• Material shown:
========

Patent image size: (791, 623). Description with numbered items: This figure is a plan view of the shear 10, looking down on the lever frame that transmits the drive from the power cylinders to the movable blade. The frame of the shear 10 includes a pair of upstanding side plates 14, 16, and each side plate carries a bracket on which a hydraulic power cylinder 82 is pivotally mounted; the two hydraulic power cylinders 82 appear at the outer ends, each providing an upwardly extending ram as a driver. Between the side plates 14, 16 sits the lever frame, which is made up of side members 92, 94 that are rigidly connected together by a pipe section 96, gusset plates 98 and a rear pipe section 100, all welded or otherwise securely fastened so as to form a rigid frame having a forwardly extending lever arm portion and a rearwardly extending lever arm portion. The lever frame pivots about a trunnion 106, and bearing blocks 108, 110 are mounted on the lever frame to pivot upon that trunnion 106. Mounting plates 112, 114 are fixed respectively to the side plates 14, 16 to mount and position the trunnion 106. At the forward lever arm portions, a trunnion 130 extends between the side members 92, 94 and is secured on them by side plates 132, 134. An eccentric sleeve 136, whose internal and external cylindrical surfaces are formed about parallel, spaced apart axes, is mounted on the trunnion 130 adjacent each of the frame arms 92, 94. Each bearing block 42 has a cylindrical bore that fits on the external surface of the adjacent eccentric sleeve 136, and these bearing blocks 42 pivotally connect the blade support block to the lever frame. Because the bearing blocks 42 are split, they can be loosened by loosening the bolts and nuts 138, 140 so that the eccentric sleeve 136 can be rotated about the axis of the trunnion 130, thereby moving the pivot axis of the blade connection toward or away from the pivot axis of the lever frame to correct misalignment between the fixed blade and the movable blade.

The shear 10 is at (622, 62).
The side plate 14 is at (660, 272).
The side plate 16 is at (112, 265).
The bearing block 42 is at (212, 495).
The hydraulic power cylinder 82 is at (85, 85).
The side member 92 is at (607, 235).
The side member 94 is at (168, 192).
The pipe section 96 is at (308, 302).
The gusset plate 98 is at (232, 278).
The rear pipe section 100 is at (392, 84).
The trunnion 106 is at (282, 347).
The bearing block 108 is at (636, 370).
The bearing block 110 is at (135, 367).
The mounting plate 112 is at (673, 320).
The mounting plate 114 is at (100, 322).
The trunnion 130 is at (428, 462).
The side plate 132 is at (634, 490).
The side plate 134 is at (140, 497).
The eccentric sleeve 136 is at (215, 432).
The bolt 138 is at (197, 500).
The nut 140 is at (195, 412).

========

• To do: Please extract the lines of the data above, from the start of the data through the line with "The shear 10 is at (622, 62).", and copy them unchanged.

• Solution below:
Patent image size: (791, 623). Description with numbered items: This figure is a plan view of the shear 10, looking down on the lever frame that transmits the drive from the power cylinders to the movable blade. The frame of the shear 10 includes a pair of upstanding side plates 14, 16, and each side plate carries a bracket on which a hydraulic power cylinder 82 is pivotally mounted; the two hydraulic power cylinders 82 appear at the outer ends, each providing an upwardly extending ram as a driver. Between the side plates 14, 16 sits the lever frame, which is made up of side members 92, 94 that are rigidly connected together by a pipe section 96, gusset plates 98 and a rear pipe section 100, all welded or otherwise securely fastened so as to form a rigid frame having a forwardly extending lever arm portion and a rearwardly extending lever arm portion. The lever frame pivots about a trunnion 106, and bearing blocks 108, 110 are mounted on the lever frame to pivot upon that trunnion 106. Mounting plates 112, 114 are fixed respectively to the side plates 14, 16 to mount and position the trunnion 106. At the forward lever arm portions, a trunnion 130 extends between the side members 92, 94 and is secured on them by side plates 132, 134. An eccentric sleeve 136, whose internal and external cylindrical surfaces are formed about parallel, spaced apart axes, is mounted on the trunnion 130 adjacent each of the frame arms 92, 94. Each bearing block 42 has a cylindrical bore that fits on the external surface of the adjacent eccentric sleeve 136, and these bearing blocks 42 pivotally connect the blade support block to the lever frame. Because the bearing blocks 42 are split, they can be loosened by loosening the bolts and nuts 138, 140 so that the eccentric sleeve 136 can be rotated about the axis of the trunnion 130, thereby moving the pivot axis of the blade connection toward or away from the pivot axis of the lever frame to correct misalignment between the fixed blade and the movable blade.

The shear 10 is at (622, 62).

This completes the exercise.